Source records:
※

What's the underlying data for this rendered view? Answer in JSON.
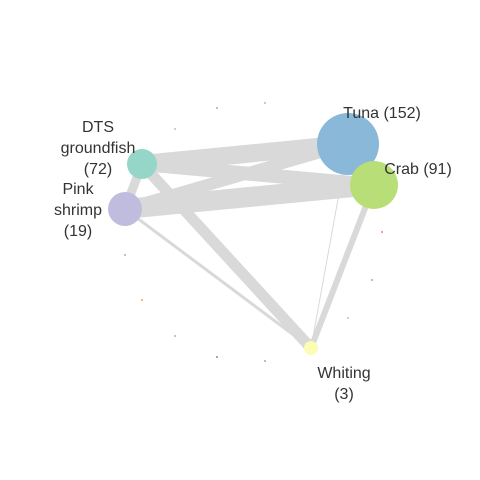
{
  "nodes": [
    {
      "id": "tuna",
      "lines": [
        "Tuna (152)"
      ],
      "color": "#8ab8d8"
    },
    {
      "id": "crab",
      "lines": [
        "Crab (91)"
      ],
      "color": "#b8de78"
    },
    {
      "id": "dts",
      "lines": [
        "DTS",
        "groundfish",
        "(72)"
      ],
      "color": "#96d6c8"
    },
    {
      "id": "shrimp",
      "lines": [
        "Pink",
        "shrimp",
        "(19)"
      ],
      "color": "#c0bcde"
    },
    {
      "id": "whiting",
      "lines": [
        "Whiting",
        "(3)"
      ],
      "color": "#fcfcb4"
    }
  ],
  "edges": [
    {
      "from": "dts",
      "to": "tuna"
    },
    {
      "from": "dts",
      "to": "crab"
    },
    {
      "from": "shrimp",
      "to": "tuna"
    },
    {
      "from": "shrimp",
      "to": "crab"
    },
    {
      "from": "dts",
      "to": "shrimp"
    },
    {
      "from": "dts",
      "to": "whiting"
    },
    {
      "from": "shrimp",
      "to": "whiting"
    },
    {
      "from": "crab",
      "to": "whiting"
    },
    {
      "from": "tuna",
      "to": "whiting"
    },
    {
      "from": "tuna",
      "to": "crab"
    }
  ],
  "colors": {
    "edge": "#d9d9d9",
    "label": "#333333"
  }
}
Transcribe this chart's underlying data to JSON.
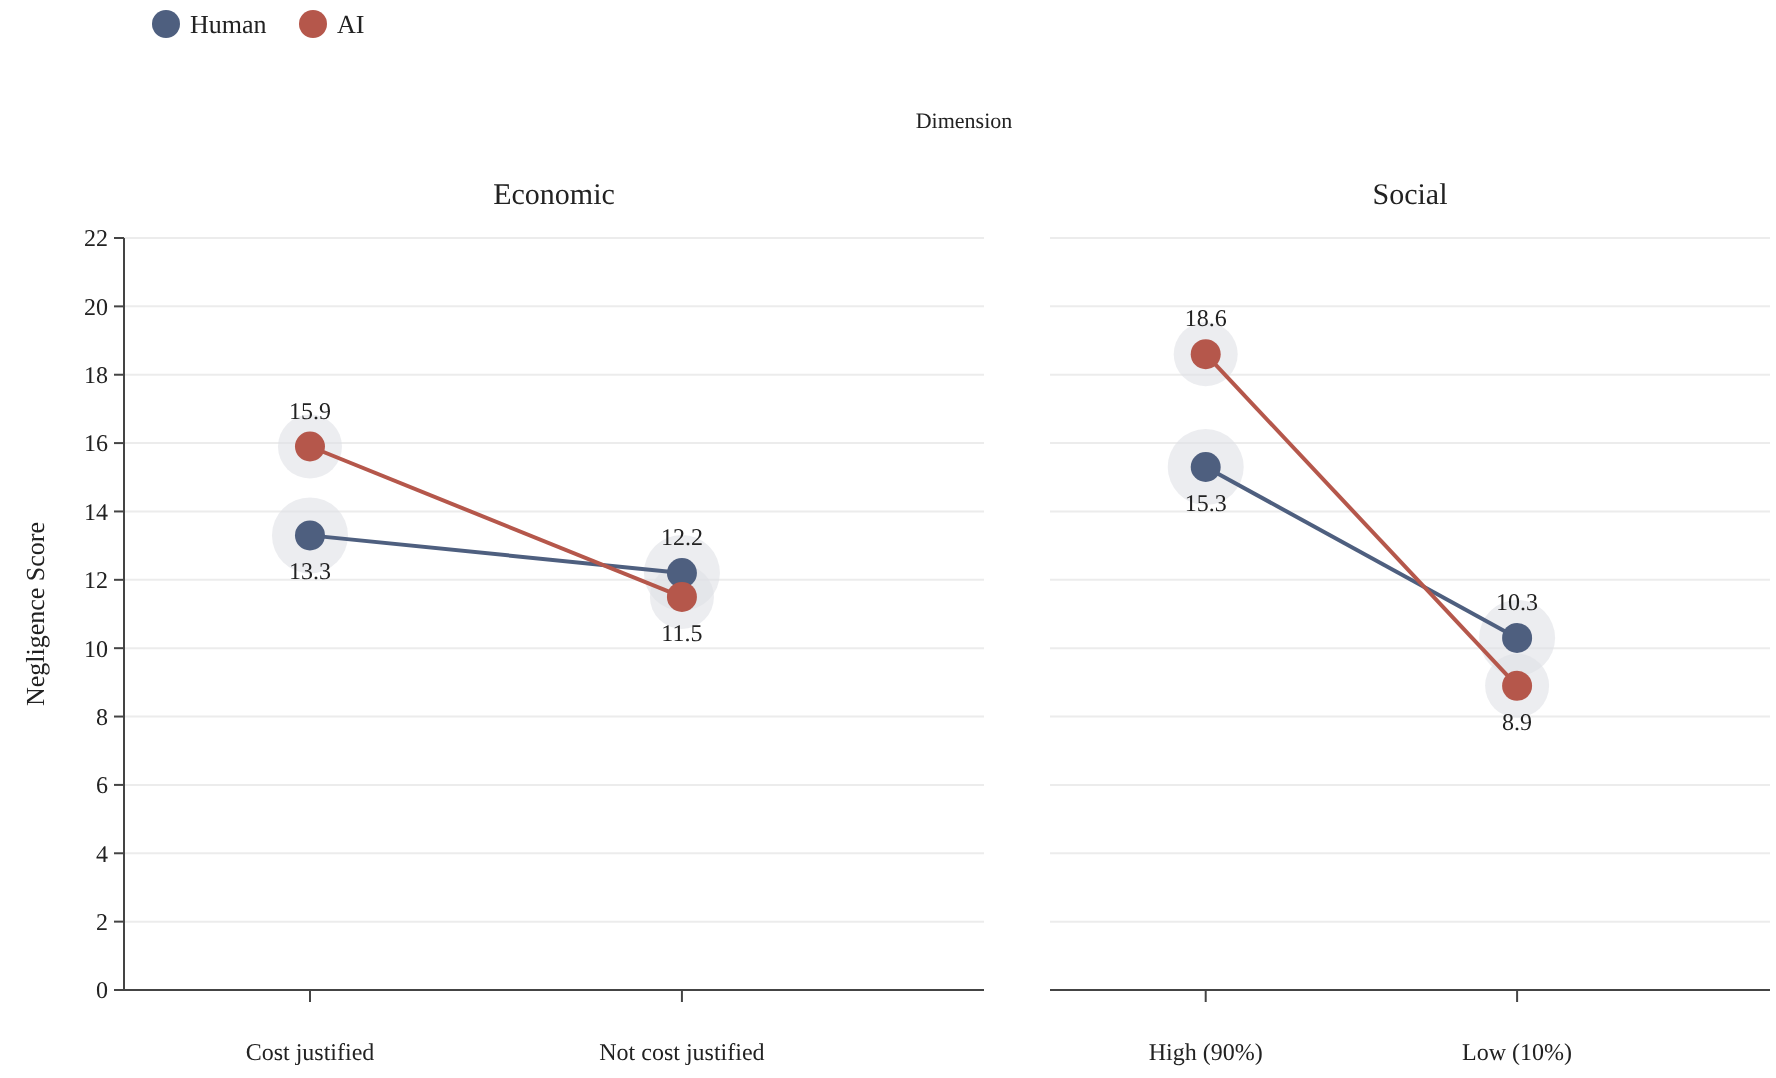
{
  "chart_data": [
    {
      "type": "line",
      "title": "Economic",
      "ylabel": "Negligence Score",
      "annotations": [
        "Dimension"
      ],
      "categories": [
        "Cost justified",
        "Not cost justified"
      ],
      "ylim": [
        0,
        22
      ],
      "yticks": [
        0,
        2,
        4,
        6,
        8,
        10,
        12,
        14,
        16,
        18,
        20,
        22
      ],
      "grid": "y",
      "legend": "top left",
      "marker": "circle",
      "data_labels": true,
      "series": [
        {
          "name": "Human",
          "color": "#4e5f7f",
          "values": [
            13.3,
            12.2
          ]
        },
        {
          "name": "AI",
          "color": "#b5574b",
          "values": [
            15.9,
            11.5
          ]
        }
      ]
    },
    {
      "type": "line",
      "title": "Social",
      "categories": [
        "High (90%)",
        "Low (10%)"
      ],
      "ylim": [
        0,
        22
      ],
      "yticks": [
        0,
        2,
        4,
        6,
        8,
        10,
        12,
        14,
        16,
        18,
        20,
        22
      ],
      "grid": "y",
      "tick_labels": "x",
      "marker": "circle",
      "data_labels": true,
      "series": [
        {
          "color": "#4e5f7f",
          "values": [
            15.3,
            10.3
          ]
        },
        {
          "color": "#b5574b",
          "values": [
            18.6,
            8.9
          ]
        }
      ]
    }
  ]
}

※

SET TASK
Omit the pictures. Output every record above word for word.

RESULT
What's the underlying data for this rendered view? Answer in JSON.
{
  "nodes": [
    {
      "id": "tuna",
      "lines": [
        "Tuna (152)"
      ],
      "color": "#8ab8d8"
    },
    {
      "id": "crab",
      "lines": [
        "Crab (91)"
      ],
      "color": "#b8de78"
    },
    {
      "id": "dts",
      "lines": [
        "DTS",
        "groundfish",
        "(72)"
      ],
      "color": "#96d6c8"
    },
    {
      "id": "shrimp",
      "lines": [
        "Pink",
        "shrimp",
        "(19)"
      ],
      "color": "#c0bcde"
    },
    {
      "id": "whiting",
      "lines": [
        "Whiting",
        "(3)"
      ],
      "color": "#fcfcb4"
    }
  ],
  "edges": [
    {
      "from": "dts",
      "to": "tuna"
    },
    {
      "from": "dts",
      "to": "crab"
    },
    {
      "from": "shrimp",
      "to": "tuna"
    },
    {
      "from": "shrimp",
      "to": "crab"
    },
    {
      "from": "dts",
      "to": "shrimp"
    },
    {
      "from": "dts",
      "to": "whiting"
    },
    {
      "from": "shrimp",
      "to": "whiting"
    },
    {
      "from": "crab",
      "to": "whiting"
    },
    {
      "from": "tuna",
      "to": "whiting"
    },
    {
      "from": "tuna",
      "to": "crab"
    }
  ],
  "colors": {
    "edge": "#d9d9d9",
    "label": "#333333"
  }
}
Transcribe this chart's underlying data to JSON.
{
  "chart_data": [
    {
      "type": "line",
      "title": "Economic",
      "ylabel": "Negligence Score",
      "annotations": [
        "Dimension"
      ],
      "categories": [
        "Cost justified",
        "Not cost justified"
      ],
      "ylim": [
        0,
        22
      ],
      "yticks": [
        0,
        2,
        4,
        6,
        8,
        10,
        12,
        14,
        16,
        18,
        20,
        22
      ],
      "grid": "y",
      "legend": "top left",
      "marker": "circle",
      "data_labels": true,
      "series": [
        {
          "name": "Human",
          "color": "#4e5f7f",
          "values": [
            13.3,
            12.2
          ]
        },
        {
          "name": "AI",
          "color": "#b5574b",
          "values": [
            15.9,
            11.5
          ]
        }
      ]
    },
    {
      "type": "line",
      "title": "Social",
      "categories": [
        "High (90%)",
        "Low (10%)"
      ],
      "ylim": [
        0,
        22
      ],
      "yticks": [
        0,
        2,
        4,
        6,
        8,
        10,
        12,
        14,
        16,
        18,
        20,
        22
      ],
      "grid": "y",
      "tick_labels": "x",
      "marker": "circle",
      "data_labels": true,
      "series": [
        {
          "color": "#4e5f7f",
          "values": [
            15.3,
            10.3
          ]
        },
        {
          "color": "#b5574b",
          "values": [
            18.6,
            8.9
          ]
        }
      ]
    }
  ]
}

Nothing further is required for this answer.